TASK PROMPT
In the listing below, identify each line with the word "panel" and return those lines.

Items from a figure collection:
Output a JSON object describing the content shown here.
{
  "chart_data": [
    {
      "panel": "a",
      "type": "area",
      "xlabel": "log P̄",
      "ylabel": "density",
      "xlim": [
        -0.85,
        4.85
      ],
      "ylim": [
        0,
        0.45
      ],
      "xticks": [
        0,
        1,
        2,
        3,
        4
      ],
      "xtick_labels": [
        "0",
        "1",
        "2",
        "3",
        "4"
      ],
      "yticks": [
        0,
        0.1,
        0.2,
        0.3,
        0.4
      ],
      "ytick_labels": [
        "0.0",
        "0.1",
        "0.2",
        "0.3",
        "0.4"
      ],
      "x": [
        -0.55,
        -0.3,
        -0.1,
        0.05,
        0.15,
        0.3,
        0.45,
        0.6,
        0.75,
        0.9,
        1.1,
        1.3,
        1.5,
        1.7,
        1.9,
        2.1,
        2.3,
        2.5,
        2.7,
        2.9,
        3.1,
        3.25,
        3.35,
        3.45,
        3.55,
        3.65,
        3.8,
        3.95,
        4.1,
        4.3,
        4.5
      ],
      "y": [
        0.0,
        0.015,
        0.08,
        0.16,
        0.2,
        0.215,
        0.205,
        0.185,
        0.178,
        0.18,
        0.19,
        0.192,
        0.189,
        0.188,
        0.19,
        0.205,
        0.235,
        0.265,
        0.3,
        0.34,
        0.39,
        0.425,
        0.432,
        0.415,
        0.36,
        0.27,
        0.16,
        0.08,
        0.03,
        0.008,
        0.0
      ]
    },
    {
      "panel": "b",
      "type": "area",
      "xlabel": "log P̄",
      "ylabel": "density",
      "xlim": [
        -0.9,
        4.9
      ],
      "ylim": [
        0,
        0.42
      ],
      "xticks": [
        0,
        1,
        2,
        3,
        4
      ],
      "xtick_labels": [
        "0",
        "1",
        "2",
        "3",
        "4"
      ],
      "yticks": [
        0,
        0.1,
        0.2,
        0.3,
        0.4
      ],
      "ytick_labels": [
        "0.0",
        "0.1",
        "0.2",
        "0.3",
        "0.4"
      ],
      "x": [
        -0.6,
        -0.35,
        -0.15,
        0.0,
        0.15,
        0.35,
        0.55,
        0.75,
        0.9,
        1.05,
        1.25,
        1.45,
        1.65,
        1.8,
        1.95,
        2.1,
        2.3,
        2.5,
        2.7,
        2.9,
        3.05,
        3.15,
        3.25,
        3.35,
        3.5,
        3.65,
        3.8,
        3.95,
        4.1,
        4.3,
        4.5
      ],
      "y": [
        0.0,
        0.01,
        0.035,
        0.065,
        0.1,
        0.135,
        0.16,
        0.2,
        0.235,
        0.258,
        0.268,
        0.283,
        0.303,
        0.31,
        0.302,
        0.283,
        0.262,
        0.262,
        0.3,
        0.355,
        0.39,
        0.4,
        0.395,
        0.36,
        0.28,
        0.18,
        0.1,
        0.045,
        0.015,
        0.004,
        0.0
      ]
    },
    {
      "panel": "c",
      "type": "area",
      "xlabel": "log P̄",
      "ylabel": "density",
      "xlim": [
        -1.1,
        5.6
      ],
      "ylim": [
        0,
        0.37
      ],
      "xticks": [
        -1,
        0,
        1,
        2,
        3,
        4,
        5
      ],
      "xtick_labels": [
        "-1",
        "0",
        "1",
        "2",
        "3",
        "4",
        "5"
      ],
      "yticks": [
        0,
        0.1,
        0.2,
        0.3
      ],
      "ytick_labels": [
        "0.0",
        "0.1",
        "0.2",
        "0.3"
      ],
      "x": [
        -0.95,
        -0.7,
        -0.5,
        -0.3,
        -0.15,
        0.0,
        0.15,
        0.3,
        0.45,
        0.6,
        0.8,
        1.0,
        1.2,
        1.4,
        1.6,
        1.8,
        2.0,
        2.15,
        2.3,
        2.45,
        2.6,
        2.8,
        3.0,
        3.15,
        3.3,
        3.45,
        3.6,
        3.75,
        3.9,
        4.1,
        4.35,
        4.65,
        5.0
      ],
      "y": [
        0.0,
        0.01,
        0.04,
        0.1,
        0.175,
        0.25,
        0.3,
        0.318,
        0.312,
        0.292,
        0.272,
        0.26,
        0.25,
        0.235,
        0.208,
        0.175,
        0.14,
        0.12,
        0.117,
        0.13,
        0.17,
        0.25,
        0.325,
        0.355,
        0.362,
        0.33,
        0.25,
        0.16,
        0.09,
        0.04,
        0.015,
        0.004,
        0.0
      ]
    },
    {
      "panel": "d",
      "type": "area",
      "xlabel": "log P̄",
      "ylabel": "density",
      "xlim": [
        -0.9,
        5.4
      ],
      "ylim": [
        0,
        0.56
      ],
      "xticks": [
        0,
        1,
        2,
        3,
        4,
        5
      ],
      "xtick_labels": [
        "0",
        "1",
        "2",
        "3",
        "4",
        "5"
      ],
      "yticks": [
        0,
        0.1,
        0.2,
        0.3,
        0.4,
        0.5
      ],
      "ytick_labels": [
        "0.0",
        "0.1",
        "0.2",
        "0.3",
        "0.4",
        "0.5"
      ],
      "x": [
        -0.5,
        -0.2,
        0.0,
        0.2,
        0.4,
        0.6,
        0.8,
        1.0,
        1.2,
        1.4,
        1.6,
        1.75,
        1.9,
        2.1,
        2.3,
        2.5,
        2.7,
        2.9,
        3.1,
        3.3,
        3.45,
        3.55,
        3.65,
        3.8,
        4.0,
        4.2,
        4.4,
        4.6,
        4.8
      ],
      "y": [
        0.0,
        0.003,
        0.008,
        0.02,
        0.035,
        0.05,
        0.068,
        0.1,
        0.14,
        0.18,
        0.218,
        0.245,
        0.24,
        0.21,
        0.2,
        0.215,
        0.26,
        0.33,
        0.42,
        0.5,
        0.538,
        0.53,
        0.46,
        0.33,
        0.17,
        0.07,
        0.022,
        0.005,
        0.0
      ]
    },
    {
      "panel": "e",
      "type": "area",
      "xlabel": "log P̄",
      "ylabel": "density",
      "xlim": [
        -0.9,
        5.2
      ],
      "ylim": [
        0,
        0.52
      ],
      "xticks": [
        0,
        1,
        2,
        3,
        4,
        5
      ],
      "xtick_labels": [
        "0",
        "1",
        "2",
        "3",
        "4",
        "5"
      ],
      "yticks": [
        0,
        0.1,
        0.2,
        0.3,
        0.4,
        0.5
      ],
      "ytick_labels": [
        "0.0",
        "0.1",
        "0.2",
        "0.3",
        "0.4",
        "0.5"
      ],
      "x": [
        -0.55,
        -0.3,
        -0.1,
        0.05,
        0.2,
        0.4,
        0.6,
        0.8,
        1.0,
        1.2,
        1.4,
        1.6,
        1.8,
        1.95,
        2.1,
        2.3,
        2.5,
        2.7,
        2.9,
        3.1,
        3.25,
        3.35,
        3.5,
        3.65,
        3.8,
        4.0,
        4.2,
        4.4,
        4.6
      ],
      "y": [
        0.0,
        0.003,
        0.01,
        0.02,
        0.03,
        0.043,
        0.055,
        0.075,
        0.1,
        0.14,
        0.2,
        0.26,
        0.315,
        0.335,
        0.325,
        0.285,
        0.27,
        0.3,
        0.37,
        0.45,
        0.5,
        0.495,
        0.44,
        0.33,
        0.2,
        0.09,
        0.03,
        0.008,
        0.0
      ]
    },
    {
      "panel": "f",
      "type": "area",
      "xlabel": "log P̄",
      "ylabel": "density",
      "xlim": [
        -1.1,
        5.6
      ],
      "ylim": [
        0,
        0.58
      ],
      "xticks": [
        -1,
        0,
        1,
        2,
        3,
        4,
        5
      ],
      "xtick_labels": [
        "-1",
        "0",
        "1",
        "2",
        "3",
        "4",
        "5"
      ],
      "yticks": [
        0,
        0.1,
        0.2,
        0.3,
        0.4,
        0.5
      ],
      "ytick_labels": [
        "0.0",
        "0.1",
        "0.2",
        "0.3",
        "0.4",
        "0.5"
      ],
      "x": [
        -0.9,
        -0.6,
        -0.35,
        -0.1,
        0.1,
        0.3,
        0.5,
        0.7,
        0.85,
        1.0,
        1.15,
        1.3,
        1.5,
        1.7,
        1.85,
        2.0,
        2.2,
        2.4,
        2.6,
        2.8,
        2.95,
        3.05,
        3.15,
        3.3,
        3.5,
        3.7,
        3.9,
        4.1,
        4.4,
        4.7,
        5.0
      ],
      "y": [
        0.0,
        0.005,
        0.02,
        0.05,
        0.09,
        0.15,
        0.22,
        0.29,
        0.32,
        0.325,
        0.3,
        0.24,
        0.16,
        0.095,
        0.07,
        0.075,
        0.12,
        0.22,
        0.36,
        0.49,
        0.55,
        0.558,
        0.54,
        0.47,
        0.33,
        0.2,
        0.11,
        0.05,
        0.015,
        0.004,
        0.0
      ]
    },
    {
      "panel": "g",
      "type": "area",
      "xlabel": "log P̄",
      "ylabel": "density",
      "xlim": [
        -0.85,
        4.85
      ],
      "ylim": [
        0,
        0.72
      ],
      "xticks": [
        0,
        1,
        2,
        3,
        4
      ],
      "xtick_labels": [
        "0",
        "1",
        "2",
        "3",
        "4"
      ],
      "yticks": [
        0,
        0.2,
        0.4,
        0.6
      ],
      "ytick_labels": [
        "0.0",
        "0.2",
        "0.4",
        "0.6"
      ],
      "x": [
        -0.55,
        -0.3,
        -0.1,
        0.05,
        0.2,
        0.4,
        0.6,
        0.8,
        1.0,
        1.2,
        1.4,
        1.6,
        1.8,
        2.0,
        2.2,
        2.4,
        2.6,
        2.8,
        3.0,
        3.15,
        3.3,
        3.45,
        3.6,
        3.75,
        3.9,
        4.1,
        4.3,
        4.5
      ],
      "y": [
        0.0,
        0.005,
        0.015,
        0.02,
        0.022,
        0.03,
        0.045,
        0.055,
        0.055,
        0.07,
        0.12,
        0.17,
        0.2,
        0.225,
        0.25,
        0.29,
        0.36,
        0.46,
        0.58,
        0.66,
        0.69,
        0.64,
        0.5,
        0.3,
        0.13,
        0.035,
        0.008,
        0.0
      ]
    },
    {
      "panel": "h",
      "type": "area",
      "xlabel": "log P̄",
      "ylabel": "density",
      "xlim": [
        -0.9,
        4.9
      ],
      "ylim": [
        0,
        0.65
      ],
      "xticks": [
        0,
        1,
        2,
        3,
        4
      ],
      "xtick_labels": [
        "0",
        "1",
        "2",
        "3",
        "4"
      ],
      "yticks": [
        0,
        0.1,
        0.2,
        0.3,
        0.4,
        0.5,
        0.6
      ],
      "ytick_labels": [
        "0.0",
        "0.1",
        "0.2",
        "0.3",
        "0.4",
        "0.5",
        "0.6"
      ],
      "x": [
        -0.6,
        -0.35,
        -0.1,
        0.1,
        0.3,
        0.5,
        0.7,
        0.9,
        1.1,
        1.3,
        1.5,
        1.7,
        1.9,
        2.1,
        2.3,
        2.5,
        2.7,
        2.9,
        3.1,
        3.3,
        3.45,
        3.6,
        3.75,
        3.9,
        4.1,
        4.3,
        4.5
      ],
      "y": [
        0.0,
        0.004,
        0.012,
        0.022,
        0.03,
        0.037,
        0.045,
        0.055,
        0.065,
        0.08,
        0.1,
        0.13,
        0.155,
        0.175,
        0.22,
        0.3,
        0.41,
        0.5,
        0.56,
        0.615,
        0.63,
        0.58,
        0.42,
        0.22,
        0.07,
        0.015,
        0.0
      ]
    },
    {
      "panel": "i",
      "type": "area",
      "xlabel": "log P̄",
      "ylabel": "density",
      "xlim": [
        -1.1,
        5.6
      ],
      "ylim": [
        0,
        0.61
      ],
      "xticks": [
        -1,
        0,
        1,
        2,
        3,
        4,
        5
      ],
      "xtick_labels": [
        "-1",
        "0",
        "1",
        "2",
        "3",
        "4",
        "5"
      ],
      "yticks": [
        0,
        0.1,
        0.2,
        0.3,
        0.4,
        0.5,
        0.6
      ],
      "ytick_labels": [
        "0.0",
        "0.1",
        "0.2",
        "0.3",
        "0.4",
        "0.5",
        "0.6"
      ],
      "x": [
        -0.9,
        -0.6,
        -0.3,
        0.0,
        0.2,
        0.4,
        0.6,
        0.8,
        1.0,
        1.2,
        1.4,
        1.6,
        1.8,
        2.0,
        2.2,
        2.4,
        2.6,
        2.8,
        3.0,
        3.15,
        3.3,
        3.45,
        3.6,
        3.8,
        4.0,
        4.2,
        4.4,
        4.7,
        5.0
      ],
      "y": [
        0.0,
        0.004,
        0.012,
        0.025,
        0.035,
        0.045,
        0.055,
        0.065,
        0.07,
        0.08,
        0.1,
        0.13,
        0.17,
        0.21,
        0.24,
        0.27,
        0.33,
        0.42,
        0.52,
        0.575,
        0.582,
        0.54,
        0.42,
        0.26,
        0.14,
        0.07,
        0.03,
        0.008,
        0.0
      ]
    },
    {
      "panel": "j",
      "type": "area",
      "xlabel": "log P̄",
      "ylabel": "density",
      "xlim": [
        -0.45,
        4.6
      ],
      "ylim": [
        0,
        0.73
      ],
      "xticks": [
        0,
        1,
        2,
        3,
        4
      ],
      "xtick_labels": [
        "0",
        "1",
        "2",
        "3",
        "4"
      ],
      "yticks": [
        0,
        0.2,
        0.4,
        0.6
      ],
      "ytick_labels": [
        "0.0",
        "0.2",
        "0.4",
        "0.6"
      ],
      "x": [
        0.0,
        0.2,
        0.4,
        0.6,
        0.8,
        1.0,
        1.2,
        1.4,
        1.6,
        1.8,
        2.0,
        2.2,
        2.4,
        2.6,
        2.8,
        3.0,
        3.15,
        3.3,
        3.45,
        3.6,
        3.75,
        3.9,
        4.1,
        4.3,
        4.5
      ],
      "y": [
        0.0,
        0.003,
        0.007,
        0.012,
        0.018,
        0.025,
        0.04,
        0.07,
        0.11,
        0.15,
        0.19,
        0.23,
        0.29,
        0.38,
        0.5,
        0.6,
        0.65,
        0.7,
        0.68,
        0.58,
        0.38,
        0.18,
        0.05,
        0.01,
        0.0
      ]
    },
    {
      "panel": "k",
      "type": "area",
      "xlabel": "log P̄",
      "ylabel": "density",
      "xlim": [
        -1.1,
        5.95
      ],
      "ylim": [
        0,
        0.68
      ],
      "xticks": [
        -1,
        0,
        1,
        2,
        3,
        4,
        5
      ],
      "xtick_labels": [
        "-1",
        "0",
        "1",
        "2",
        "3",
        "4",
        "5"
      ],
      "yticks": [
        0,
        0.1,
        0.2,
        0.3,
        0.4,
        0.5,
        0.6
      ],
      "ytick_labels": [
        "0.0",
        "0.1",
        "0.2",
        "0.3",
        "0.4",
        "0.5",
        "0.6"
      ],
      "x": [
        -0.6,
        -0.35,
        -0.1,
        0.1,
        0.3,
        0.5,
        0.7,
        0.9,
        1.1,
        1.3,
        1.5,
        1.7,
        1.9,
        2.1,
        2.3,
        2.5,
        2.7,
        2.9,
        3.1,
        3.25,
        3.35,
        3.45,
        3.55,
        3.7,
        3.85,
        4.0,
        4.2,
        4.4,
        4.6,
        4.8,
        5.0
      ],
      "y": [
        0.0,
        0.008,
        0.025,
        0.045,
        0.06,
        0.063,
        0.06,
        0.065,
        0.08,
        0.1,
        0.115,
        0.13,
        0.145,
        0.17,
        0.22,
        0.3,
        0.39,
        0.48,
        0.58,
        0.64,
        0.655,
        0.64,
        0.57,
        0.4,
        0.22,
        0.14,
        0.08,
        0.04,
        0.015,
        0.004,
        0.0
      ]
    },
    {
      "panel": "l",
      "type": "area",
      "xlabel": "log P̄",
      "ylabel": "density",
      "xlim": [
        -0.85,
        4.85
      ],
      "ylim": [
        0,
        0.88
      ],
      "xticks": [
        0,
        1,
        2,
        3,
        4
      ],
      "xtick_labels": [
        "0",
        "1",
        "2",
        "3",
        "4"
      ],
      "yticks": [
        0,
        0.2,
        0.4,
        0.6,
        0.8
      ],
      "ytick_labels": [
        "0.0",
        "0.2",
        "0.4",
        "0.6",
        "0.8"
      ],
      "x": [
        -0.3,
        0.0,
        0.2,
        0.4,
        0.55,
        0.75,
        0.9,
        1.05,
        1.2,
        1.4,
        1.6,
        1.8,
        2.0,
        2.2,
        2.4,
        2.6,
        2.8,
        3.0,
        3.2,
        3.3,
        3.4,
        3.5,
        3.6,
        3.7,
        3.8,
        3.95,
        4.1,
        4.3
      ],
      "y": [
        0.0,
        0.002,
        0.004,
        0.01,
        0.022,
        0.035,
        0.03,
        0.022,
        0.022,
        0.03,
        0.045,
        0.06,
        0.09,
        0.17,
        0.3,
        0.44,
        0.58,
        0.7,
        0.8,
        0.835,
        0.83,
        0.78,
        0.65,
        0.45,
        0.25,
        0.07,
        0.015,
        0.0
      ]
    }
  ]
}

FULL SOLUTION
      "panel": "a",
      "panel": "b",
      "panel": "c",
      "panel": "d",
      "panel": "e",
      "panel": "f",
      "panel": "g",
      "panel": "h",
      "panel": "i",
      "panel": "j",
      "panel": "k",
      "panel": "l",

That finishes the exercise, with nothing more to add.